[Collection entries]
start
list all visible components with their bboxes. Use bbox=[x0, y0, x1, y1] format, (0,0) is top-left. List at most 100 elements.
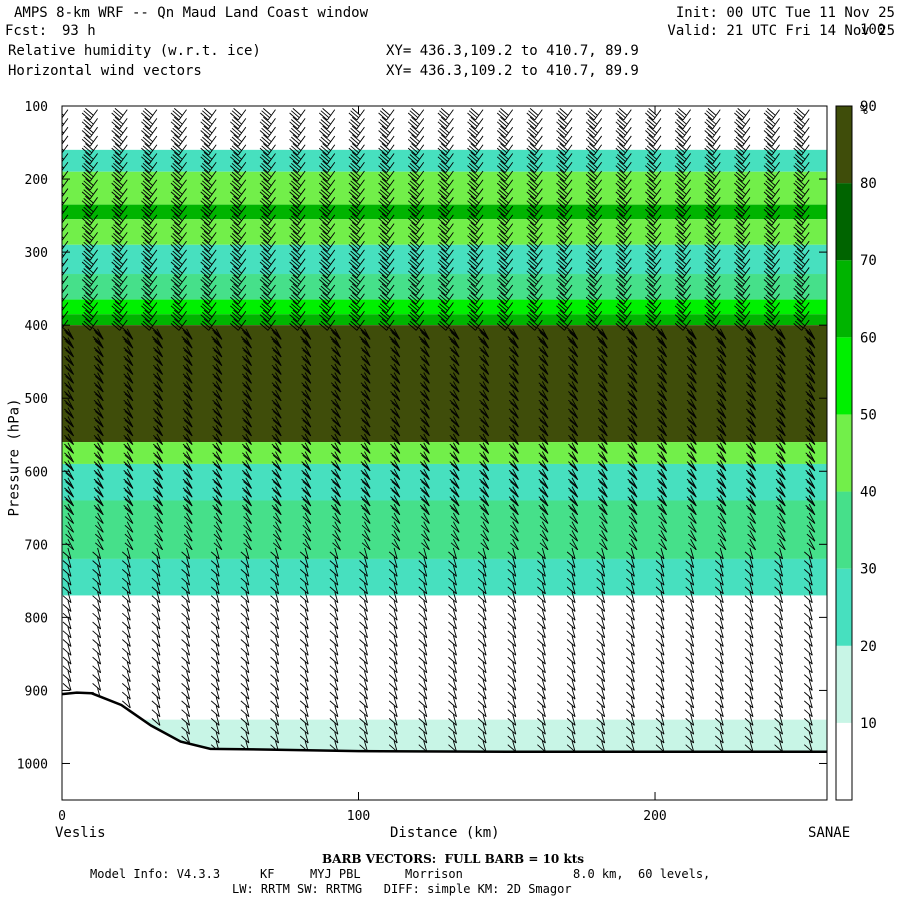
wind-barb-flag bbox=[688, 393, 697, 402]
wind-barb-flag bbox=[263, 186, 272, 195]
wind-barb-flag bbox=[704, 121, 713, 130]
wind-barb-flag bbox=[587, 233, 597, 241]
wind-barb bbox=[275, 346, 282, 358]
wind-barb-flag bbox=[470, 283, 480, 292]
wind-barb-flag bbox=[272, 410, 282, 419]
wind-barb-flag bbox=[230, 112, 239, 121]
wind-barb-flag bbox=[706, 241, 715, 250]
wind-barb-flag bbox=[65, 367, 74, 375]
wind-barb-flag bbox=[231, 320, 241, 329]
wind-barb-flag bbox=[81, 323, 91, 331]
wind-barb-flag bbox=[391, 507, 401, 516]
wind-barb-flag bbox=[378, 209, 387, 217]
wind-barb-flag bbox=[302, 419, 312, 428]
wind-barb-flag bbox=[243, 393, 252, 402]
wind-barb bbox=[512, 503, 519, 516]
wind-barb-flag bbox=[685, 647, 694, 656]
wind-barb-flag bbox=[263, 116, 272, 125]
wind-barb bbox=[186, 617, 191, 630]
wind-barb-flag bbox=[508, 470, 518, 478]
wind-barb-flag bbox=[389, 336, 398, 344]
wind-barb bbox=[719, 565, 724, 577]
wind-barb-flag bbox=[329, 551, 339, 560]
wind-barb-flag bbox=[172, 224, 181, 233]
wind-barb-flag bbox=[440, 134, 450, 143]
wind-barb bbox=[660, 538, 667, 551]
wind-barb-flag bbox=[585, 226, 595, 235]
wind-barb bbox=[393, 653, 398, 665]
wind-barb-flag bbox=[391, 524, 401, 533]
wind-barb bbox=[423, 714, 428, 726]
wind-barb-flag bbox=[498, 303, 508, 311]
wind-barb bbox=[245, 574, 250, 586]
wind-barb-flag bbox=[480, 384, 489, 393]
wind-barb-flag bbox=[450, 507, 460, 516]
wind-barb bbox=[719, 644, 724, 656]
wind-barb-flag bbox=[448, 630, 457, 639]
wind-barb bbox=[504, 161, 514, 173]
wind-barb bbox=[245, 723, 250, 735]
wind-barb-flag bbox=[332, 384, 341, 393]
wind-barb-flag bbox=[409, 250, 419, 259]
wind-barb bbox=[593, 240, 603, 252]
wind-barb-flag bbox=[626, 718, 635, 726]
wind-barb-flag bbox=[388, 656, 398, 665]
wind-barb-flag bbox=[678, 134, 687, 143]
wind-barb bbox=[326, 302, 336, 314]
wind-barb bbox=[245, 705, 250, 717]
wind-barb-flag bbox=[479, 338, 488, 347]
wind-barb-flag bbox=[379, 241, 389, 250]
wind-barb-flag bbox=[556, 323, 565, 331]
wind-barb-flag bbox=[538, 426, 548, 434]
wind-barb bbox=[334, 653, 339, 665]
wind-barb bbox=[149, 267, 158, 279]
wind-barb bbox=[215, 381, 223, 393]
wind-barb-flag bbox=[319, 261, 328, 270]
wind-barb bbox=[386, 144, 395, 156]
end
In the rows from the one containing "wind-barb-flag bbox=[688, 393, 697, 402]" through the one containing "wind-barb-flag bbox=[272, 410, 282, 419]", swap "wind-barb-flag" for "pennant". Give back only those rows, with nothing else changed.

WRITTEN SOLUTION -
pennant bbox=[688, 393, 697, 402]
pennant bbox=[263, 186, 272, 195]
pennant bbox=[704, 121, 713, 130]
pennant bbox=[587, 233, 597, 241]
wind-barb bbox=[275, 346, 282, 358]
pennant bbox=[470, 283, 480, 292]
pennant bbox=[272, 410, 282, 419]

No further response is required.